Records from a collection
↓↓↓

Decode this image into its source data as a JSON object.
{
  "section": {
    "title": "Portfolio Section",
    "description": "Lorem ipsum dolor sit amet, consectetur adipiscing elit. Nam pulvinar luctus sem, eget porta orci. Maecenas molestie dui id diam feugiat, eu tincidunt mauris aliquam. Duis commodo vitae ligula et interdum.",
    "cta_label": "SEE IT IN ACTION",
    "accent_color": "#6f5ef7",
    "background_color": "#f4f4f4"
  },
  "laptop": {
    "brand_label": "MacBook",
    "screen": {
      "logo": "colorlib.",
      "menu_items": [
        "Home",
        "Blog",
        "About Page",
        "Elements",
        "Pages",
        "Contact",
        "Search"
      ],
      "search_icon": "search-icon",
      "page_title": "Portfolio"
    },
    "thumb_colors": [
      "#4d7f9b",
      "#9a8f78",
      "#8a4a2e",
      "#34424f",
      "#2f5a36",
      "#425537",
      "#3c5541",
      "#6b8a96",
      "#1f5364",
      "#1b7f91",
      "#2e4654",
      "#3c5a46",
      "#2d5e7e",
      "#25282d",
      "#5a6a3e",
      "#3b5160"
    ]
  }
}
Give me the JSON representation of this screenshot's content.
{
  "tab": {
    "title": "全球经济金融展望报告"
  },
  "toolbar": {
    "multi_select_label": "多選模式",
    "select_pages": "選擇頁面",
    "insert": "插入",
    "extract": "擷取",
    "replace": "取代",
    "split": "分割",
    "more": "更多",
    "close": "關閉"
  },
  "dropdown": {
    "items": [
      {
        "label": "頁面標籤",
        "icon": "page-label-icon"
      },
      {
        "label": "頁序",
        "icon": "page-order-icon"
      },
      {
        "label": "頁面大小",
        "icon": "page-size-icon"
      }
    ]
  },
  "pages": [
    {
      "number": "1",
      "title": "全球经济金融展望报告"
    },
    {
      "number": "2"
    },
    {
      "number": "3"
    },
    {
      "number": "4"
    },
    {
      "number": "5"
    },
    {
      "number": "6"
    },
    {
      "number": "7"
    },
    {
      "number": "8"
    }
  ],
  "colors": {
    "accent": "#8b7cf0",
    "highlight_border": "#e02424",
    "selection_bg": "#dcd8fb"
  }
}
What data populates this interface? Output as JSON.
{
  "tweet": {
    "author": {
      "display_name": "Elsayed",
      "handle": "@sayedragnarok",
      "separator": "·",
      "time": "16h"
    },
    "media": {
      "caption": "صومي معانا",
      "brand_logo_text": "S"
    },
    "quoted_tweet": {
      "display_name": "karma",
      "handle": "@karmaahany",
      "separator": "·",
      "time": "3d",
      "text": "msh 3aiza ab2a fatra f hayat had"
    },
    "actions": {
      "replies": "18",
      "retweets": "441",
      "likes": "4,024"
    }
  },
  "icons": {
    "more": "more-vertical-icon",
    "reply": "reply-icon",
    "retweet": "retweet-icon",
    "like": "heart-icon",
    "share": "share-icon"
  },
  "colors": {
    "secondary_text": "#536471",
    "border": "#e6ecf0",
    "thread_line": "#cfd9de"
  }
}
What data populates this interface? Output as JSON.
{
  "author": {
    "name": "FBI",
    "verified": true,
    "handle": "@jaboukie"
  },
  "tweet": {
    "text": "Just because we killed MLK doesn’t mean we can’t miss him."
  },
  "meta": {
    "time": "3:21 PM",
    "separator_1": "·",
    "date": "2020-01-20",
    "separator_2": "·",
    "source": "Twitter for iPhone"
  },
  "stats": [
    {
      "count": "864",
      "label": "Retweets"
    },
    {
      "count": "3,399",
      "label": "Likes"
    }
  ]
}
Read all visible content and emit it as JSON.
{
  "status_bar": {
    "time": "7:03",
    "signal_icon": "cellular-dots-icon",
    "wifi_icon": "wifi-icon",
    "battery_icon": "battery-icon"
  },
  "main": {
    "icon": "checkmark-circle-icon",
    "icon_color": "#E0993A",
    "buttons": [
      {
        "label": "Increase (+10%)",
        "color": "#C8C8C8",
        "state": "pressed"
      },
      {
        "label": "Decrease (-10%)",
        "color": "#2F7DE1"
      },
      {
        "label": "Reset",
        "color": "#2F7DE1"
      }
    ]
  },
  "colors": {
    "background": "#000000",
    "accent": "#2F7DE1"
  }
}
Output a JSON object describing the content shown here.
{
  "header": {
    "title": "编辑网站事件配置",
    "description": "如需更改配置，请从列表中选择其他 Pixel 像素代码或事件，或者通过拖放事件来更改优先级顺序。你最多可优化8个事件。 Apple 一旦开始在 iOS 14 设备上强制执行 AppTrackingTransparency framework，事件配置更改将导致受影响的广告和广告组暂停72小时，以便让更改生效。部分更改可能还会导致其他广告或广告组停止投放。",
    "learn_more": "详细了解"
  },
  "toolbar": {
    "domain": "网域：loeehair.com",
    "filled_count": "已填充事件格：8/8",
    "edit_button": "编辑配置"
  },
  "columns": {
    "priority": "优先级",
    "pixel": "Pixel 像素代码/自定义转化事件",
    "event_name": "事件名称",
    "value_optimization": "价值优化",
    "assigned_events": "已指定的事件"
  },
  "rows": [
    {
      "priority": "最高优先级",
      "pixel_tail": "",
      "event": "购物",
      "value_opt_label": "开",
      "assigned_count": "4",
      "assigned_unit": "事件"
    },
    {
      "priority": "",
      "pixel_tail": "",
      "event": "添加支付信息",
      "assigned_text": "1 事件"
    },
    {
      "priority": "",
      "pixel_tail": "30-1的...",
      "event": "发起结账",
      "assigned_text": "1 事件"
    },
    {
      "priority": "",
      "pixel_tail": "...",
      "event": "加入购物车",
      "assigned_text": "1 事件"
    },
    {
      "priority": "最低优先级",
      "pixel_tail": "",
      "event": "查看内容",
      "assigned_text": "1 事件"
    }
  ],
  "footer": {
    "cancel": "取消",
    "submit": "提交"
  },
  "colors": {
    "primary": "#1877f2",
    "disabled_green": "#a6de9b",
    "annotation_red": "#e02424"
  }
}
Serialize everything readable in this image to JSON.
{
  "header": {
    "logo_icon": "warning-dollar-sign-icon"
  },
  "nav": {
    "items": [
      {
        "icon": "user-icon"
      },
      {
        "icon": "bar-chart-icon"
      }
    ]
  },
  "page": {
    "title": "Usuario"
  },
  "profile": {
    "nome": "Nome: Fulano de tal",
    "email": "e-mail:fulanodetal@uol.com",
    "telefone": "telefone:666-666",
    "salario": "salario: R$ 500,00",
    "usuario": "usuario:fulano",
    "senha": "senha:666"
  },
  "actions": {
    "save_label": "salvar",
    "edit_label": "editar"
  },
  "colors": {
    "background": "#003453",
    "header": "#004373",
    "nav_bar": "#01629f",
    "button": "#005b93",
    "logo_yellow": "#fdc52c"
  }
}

↑↑↑

* _REQUEST_
Could you transcribe the records in full, exactly?

* _FINAL ANSWER_
Decode this image into its source data as a JSON object.
{
  "section": {
    "title": "Portfolio Section",
    "description": "Lorem ipsum dolor sit amet, consectetur adipiscing elit. Nam pulvinar luctus sem, eget porta orci. Maecenas molestie dui id diam feugiat, eu tincidunt mauris aliquam. Duis commodo vitae ligula et interdum.",
    "cta_label": "SEE IT IN ACTION",
    "accent_color": "#6f5ef7",
    "background_color": "#f4f4f4"
  },
  "laptop": {
    "brand_label": "MacBook",
    "screen": {
      "logo": "colorlib.",
      "menu_items": [
        "Home",
        "Blog",
        "About Page",
        "Elements",
        "Pages",
        "Contact",
        "Search"
      ],
      "search_icon": "search-icon",
      "page_title": "Portfolio"
    },
    "thumb_colors": [
      "#4d7f9b",
      "#9a8f78",
      "#8a4a2e",
      "#34424f",
      "#2f5a36",
      "#425537",
      "#3c5541",
      "#6b8a96",
      "#1f5364",
      "#1b7f91",
      "#2e4654",
      "#3c5a46",
      "#2d5e7e",
      "#25282d",
      "#5a6a3e",
      "#3b5160"
    ]
  }
}
Give me the JSON representation of this screenshot's content.
{
  "tab": {
    "title": "全球经济金融展望报告"
  },
  "toolbar": {
    "multi_select_label": "多選模式",
    "select_pages": "選擇頁面",
    "insert": "插入",
    "extract": "擷取",
    "replace": "取代",
    "split": "分割",
    "more": "更多",
    "close": "關閉"
  },
  "dropdown": {
    "items": [
      {
        "label": "頁面標籤",
        "icon": "page-label-icon"
      },
      {
        "label": "頁序",
        "icon": "page-order-icon"
      },
      {
        "label": "頁面大小",
        "icon": "page-size-icon"
      }
    ]
  },
  "pages": [
    {
      "number": "1",
      "title": "全球经济金融展望报告"
    },
    {
      "number": "2"
    },
    {
      "number": "3"
    },
    {
      "number": "4"
    },
    {
      "number": "5"
    },
    {
      "number": "6"
    },
    {
      "number": "7"
    },
    {
      "number": "8"
    }
  ],
  "colors": {
    "accent": "#8b7cf0",
    "highlight_border": "#e02424",
    "selection_bg": "#dcd8fb"
  }
}
What data populates this interface? Output as JSON.
{
  "tweet": {
    "author": {
      "display_name": "Elsayed",
      "handle": "@sayedragnarok",
      "separator": "·",
      "time": "16h"
    },
    "media": {
      "caption": "صومي معانا",
      "brand_logo_text": "S"
    },
    "quoted_tweet": {
      "display_name": "karma",
      "handle": "@karmaahany",
      "separator": "·",
      "time": "3d",
      "text": "msh 3aiza ab2a fatra f hayat had"
    },
    "actions": {
      "replies": "18",
      "retweets": "441",
      "likes": "4,024"
    }
  },
  "icons": {
    "more": "more-vertical-icon",
    "reply": "reply-icon",
    "retweet": "retweet-icon",
    "like": "heart-icon",
    "share": "share-icon"
  },
  "colors": {
    "secondary_text": "#536471",
    "border": "#e6ecf0",
    "thread_line": "#cfd9de"
  }
}
What data populates this interface? Output as JSON.
{
  "author": {
    "name": "FBI",
    "verified": true,
    "handle": "@jaboukie"
  },
  "tweet": {
    "text": "Just because we killed MLK doesn’t mean we can’t miss him."
  },
  "meta": {
    "time": "3:21 PM",
    "separator_1": "·",
    "date": "2020-01-20",
    "separator_2": "·",
    "source": "Twitter for iPhone"
  },
  "stats": [
    {
      "count": "864",
      "label": "Retweets"
    },
    {
      "count": "3,399",
      "label": "Likes"
    }
  ]
}
Read all visible content and emit it as JSON.
{
  "status_bar": {
    "time": "7:03",
    "signal_icon": "cellular-dots-icon",
    "wifi_icon": "wifi-icon",
    "battery_icon": "battery-icon"
  },
  "main": {
    "icon": "checkmark-circle-icon",
    "icon_color": "#E0993A",
    "buttons": [
      {
        "label": "Increase (+10%)",
        "color": "#C8C8C8",
        "state": "pressed"
      },
      {
        "label": "Decrease (-10%)",
        "color": "#2F7DE1"
      },
      {
        "label": "Reset",
        "color": "#2F7DE1"
      }
    ]
  },
  "colors": {
    "background": "#000000",
    "accent": "#2F7DE1"
  }
}
Output a JSON object describing the content shown here.
{
  "header": {
    "title": "编辑网站事件配置",
    "description": "如需更改配置，请从列表中选择其他 Pixel 像素代码或事件，或者通过拖放事件来更改优先级顺序。你最多可优化8个事件。 Apple 一旦开始在 iOS 14 设备上强制执行 AppTrackingTransparency framework，事件配置更改将导致受影响的广告和广告组暂停72小时，以便让更改生效。部分更改可能还会导致其他广告或广告组停止投放。",
    "learn_more": "详细了解"
  },
  "toolbar": {
    "domain": "网域：loeehair.com",
    "filled_count": "已填充事件格：8/8",
    "edit_button": "编辑配置"
  },
  "columns": {
    "priority": "优先级",
    "pixel": "Pixel 像素代码/自定义转化事件",
    "event_name": "事件名称",
    "value_optimization": "价值优化",
    "assigned_events": "已指定的事件"
  },
  "rows": [
    {
      "priority": "最高优先级",
      "pixel_tail": "",
      "event": "购物",
      "value_opt_label": "开",
      "assigned_count": "4",
      "assigned_unit": "事件"
    },
    {
      "priority": "",
      "pixel_tail": "",
      "event": "添加支付信息",
      "assigned_text": "1 事件"
    },
    {
      "priority": "",
      "pixel_tail": "30-1的...",
      "event": "发起结账",
      "assigned_text": "1 事件"
    },
    {
      "priority": "",
      "pixel_tail": "...",
      "event": "加入购物车",
      "assigned_text": "1 事件"
    },
    {
      "priority": "最低优先级",
      "pixel_tail": "",
      "event": "查看内容",
      "assigned_text": "1 事件"
    }
  ],
  "footer": {
    "cancel": "取消",
    "submit": "提交"
  },
  "colors": {
    "primary": "#1877f2",
    "disabled_green": "#a6de9b",
    "annotation_red": "#e02424"
  }
}
Serialize everything readable in this image to JSON.
{
  "header": {
    "logo_icon": "warning-dollar-sign-icon"
  },
  "nav": {
    "items": [
      {
        "icon": "user-icon"
      },
      {
        "icon": "bar-chart-icon"
      }
    ]
  },
  "page": {
    "title": "Usuario"
  },
  "profile": {
    "nome": "Nome: Fulano de tal",
    "email": "e-mail:fulanodetal@uol.com",
    "telefone": "telefone:666-666",
    "salario": "salario: R$ 500,00",
    "usuario": "usuario:fulano",
    "senha": "senha:666"
  },
  "actions": {
    "save_label": "salvar",
    "edit_label": "editar"
  },
  "colors": {
    "background": "#003453",
    "header": "#004373",
    "nav_bar": "#01629f",
    "button": "#005b93",
    "logo_yellow": "#fdc52c"
  }
}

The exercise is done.